- **WHAT IS EXPECTED**: Quote the lines starting with the line that contains "delete-button[interactable]: 删除: [1214, 1038, 1238, 1052]" and going on through the line that contains "sidebar-item-orders[interactable]: 订单管理: [0, 230, 224, 274]", including both of those lines.

- **RECORD SET**:
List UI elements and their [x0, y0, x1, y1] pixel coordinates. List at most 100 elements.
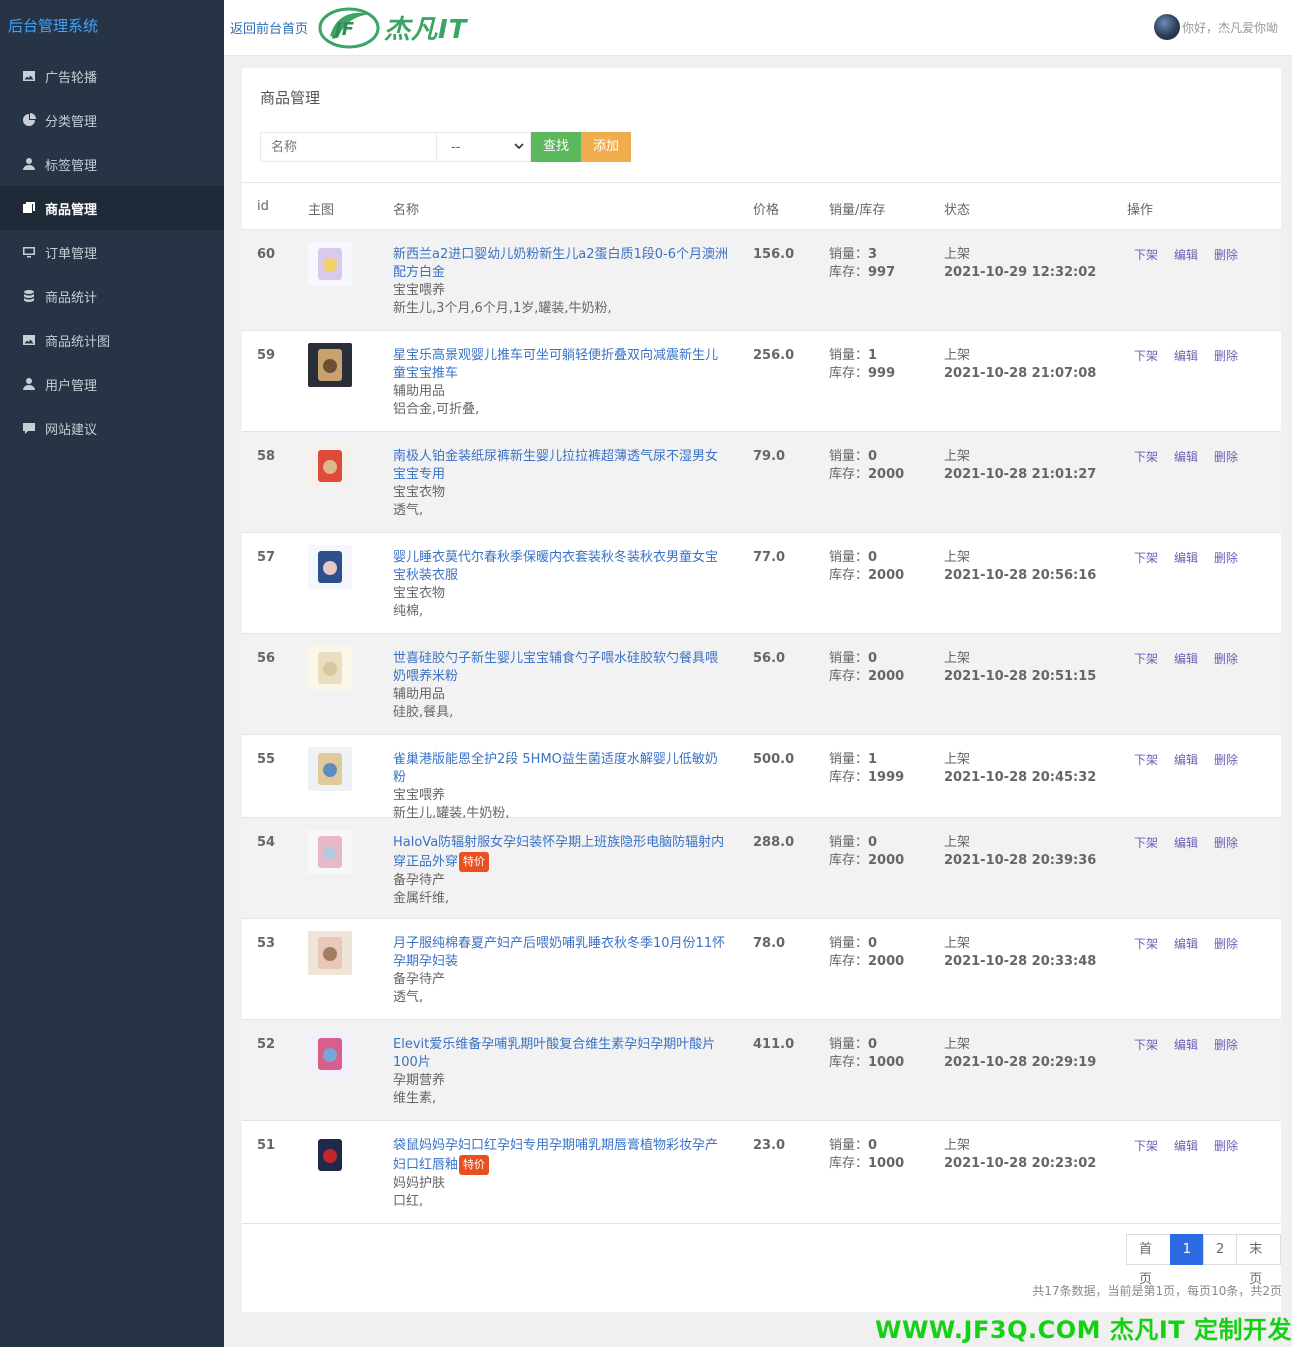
delete-button[interactable]: 删除: [1214, 1038, 1238, 1052]
product-price: 78.0: [753, 936, 786, 951]
product-name-link[interactable]: 月子服纯棉春夏产妇产后喂奶哺乳睡衣秋冬季10月份11怀孕期孕妇装: [393, 936, 725, 969]
sidebar-item-feedback[interactable]: 网站建议: [0, 406, 224, 450]
sidebar-item-stats[interactable]: 商品统计: [0, 274, 224, 318]
edit-button[interactable]: 编辑: [1174, 551, 1198, 565]
row-actions: 下架 编辑 删除: [1134, 834, 1254, 852]
product-image[interactable]: [308, 444, 352, 488]
product-id: 54: [257, 835, 276, 850]
edit-button[interactable]: 编辑: [1174, 1139, 1198, 1153]
find-button[interactable]: 查找: [531, 132, 582, 162]
product-name-link[interactable]: 世喜硅胶勺子新生婴儿宝宝辅食勺子喂水硅胶软勺餐具喂奶喂养米粉: [393, 651, 718, 684]
delete-button[interactable]: 删除: [1214, 248, 1238, 262]
page-button-1[interactable]: 1: [1169, 1234, 1204, 1265]
status-time: 2021-10-28 20:45:32: [944, 770, 1097, 785]
sidebar-item-orders[interactable]: 订单管理: [0, 230, 224, 274]
sidebar-item-label: 网站建议: [45, 422, 98, 438]
sales-label: 销量：: [829, 835, 869, 850]
first-page-button[interactable]: 首页: [1126, 1234, 1171, 1287]
stock-label: 库存：: [829, 1156, 869, 1171]
unlist-button[interactable]: 下架: [1134, 652, 1158, 666]
window-icon: [22, 201, 36, 215]
unlist-button[interactable]: 下架: [1134, 450, 1158, 464]
sidebar-item-users[interactable]: 用户管理: [0, 362, 224, 406]
delete-button[interactable]: 删除: [1214, 450, 1238, 464]
delete-button[interactable]: 删除: [1214, 551, 1238, 565]
product-image[interactable]: [308, 343, 352, 387]
row-actions: 下架 编辑 删除: [1134, 650, 1254, 668]
unlist-button[interactable]: 下架: [1134, 1038, 1158, 1052]
delete-button[interactable]: 删除: [1214, 1139, 1238, 1153]
delete-button[interactable]: 删除: [1214, 937, 1238, 951]
table-body: 60 新西兰a2进口婴幼儿奶粉新生儿a2蛋白质1段0-6个月澳洲配方白金 宝宝喂…: [242, 230, 1281, 1224]
delete-button[interactable]: 删除: [1214, 753, 1238, 767]
sidebar-item-ads[interactable]: 广告轮播: [0, 54, 224, 98]
product-name-link[interactable]: 星宝乐高景观婴儿推车可坐可躺轻便折叠双向减震新生儿童宝宝推车: [393, 348, 718, 381]
pie-icon: [22, 113, 36, 127]
edit-button[interactable]: 编辑: [1174, 937, 1198, 951]
product-id: 58: [257, 449, 276, 464]
edit-button[interactable]: 编辑: [1174, 1038, 1198, 1052]
delete-button[interactable]: 删除: [1214, 349, 1238, 363]
sidebar-item-categories[interactable]: 分类管理: [0, 98, 224, 142]
stock-label: 库存：: [829, 954, 869, 969]
sidebar: 后台管理系统 广告轮播 分类管理 标签管理 商品管理 订单管理 商品统计 商品统…: [0, 0, 224, 1347]
stock-value: 1000: [868, 1055, 905, 1070]
product-tags: 透气,: [393, 503, 424, 518]
status-time: 2021-10-28 20:23:02: [944, 1156, 1097, 1171]
product-status: 上架 2021-10-28 20:33:48: [944, 935, 1096, 971]
product-status: 上架 2021-10-28 20:56:16: [944, 549, 1096, 585]
stock-label: 库存：: [829, 568, 869, 583]
edit-button[interactable]: 编辑: [1174, 349, 1198, 363]
edit-button[interactable]: 编辑: [1174, 753, 1198, 767]
edit-button[interactable]: 编辑: [1174, 248, 1198, 262]
delete-button[interactable]: 删除: [1214, 652, 1238, 666]
unlist-button[interactable]: 下架: [1134, 349, 1158, 363]
status-time: 2021-10-28 20:51:15: [944, 669, 1097, 684]
product-tags: 新生儿,3个月,6个月,1岁,罐装,牛奶粉,: [393, 301, 612, 316]
last-page-button[interactable]: 末页: [1236, 1234, 1281, 1287]
status-text: 上架: [944, 651, 971, 666]
back-to-home-link[interactable]: 返回前台首页: [230, 18, 308, 37]
edit-button[interactable]: 编辑: [1174, 450, 1198, 464]
product-name-link[interactable]: 南极人铂金装纸尿裤新生婴儿拉拉裤超薄透气尿不湿男女宝宝专用: [393, 449, 718, 482]
product-image[interactable]: [308, 830, 352, 874]
table-row: 52 Elevit爱乐维备孕哺乳期叶酸复合维生素孕妇孕期叶酸片100片 孕期营养…: [242, 1020, 1281, 1121]
user-menu[interactable]: 你好，杰凡爱你呦: [1153, 14, 1278, 40]
product-name-cell: 星宝乐高景观婴儿推车可坐可躺轻便折叠双向减震新生儿童宝宝推车 辅助用品 铝合金,…: [393, 347, 728, 419]
edit-button[interactable]: 编辑: [1174, 652, 1198, 666]
product-image[interactable]: [308, 646, 352, 690]
product-image[interactable]: [308, 545, 352, 589]
page-button-2[interactable]: 2: [1203, 1234, 1238, 1265]
name-search-input[interactable]: [260, 132, 437, 162]
product-image[interactable]: [308, 1133, 352, 1177]
unlist-button[interactable]: 下架: [1134, 248, 1158, 262]
product-image[interactable]: [308, 931, 352, 975]
unlist-button[interactable]: 下架: [1134, 1139, 1158, 1153]
sales-stock: 销量：0 库存：2000: [829, 834, 904, 870]
sidebar-item-stats-chart[interactable]: 商品统计图: [0, 318, 224, 362]
delete-button[interactable]: 删除: [1214, 836, 1238, 850]
sidebar-item-products[interactable]: 商品管理: [0, 186, 224, 230]
product-name-link[interactable]: Elevit爱乐维备孕哺乳期叶酸复合维生素孕妇孕期叶酸片100片: [393, 1037, 715, 1070]
product-status: 上架 2021-10-28 20:51:15: [944, 650, 1096, 686]
unlist-button[interactable]: 下架: [1134, 937, 1158, 951]
add-button[interactable]: 添加: [581, 132, 632, 162]
product-image[interactable]: [308, 242, 352, 286]
product-name-link[interactable]: 新西兰a2进口婴幼儿奶粉新生儿a2蛋白质1段0-6个月澳洲配方白金: [393, 247, 728, 280]
row-actions: 下架 编辑 删除: [1134, 935, 1254, 953]
unlist-button[interactable]: 下架: [1134, 836, 1158, 850]
sidebar-item-tags[interactable]: 标签管理: [0, 142, 224, 186]
product-name-link[interactable]: 婴儿睡衣莫代尔春秋季保暖内衣套装秋冬装秋衣男童女宝宝秋装衣服: [393, 550, 718, 583]
edit-button[interactable]: 编辑: [1174, 836, 1198, 850]
product-name-link[interactable]: HaloVa防辐射服女孕妇装怀孕期上班族隐形电脑防辐射内穿正品外穿: [393, 835, 724, 870]
sales-value: 1: [868, 348, 878, 363]
product-name-link[interactable]: 袋鼠妈妈孕妇口红孕妇专用孕期哺乳期唇膏植物彩妆孕产妇口红唇釉: [393, 1138, 718, 1173]
unlist-button[interactable]: 下架: [1134, 753, 1158, 767]
status-select[interactable]: --: [437, 132, 531, 162]
product-image[interactable]: [308, 747, 352, 791]
row-actions: 下架 编辑 删除: [1134, 751, 1254, 769]
avatar[interactable]: [1153, 14, 1180, 40]
product-image[interactable]: [308, 1032, 352, 1076]
unlist-button[interactable]: 下架: [1134, 551, 1158, 565]
product-name-link[interactable]: 雀巢港版能恩全护2段 5HMO益生菌适度水解婴儿低敏奶粉: [393, 752, 718, 785]
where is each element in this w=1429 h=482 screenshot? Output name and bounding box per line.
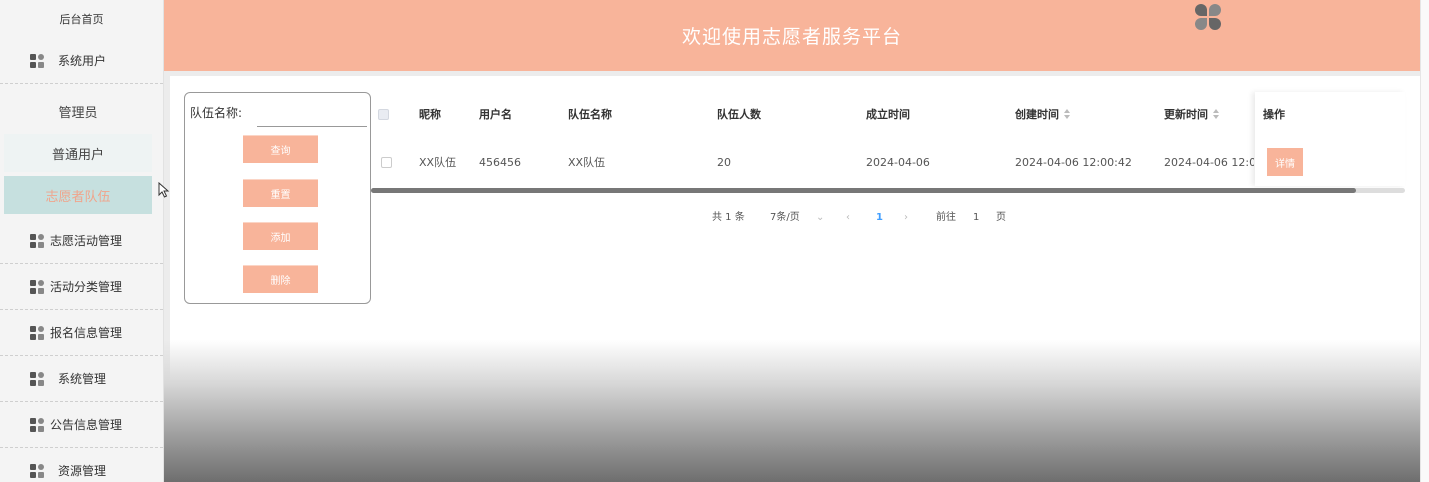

- **RESULT OF THIS TASK**:
delete-button[interactable]: 删除: [1214, 1038, 1238, 1052]
product-price: 78.0: [753, 936, 786, 951]
product-name-link[interactable]: 月子服纯棉春夏产妇产后喂奶哺乳睡衣秋冬季10月份11怀孕期孕妇装: [393, 936, 725, 969]
sidebar-item-feedback[interactable]: 网站建议: [0, 406, 224, 450]
sidebar-item-stats[interactable]: 商品统计: [0, 274, 224, 318]
edit-button[interactable]: 编辑: [1174, 551, 1198, 565]
row-actions: 下架 编辑 删除: [1134, 834, 1254, 852]
product-image[interactable]: [308, 444, 352, 488]
product-id: 54: [257, 835, 276, 850]
edit-button[interactable]: 编辑: [1174, 1139, 1198, 1153]
find-button[interactable]: 查找: [531, 132, 582, 162]
product-name-link[interactable]: 世喜硅胶勺子新生婴儿宝宝辅食勺子喂水硅胶软勺餐具喂奶喂养米粉: [393, 651, 718, 684]
delete-button[interactable]: 删除: [1214, 248, 1238, 262]
page-button-1[interactable]: 1: [1169, 1234, 1204, 1265]
status-time: 2021-10-28 20:45:32: [944, 770, 1097, 785]
sidebar-item-orders[interactable]: 订单管理: [0, 230, 224, 274]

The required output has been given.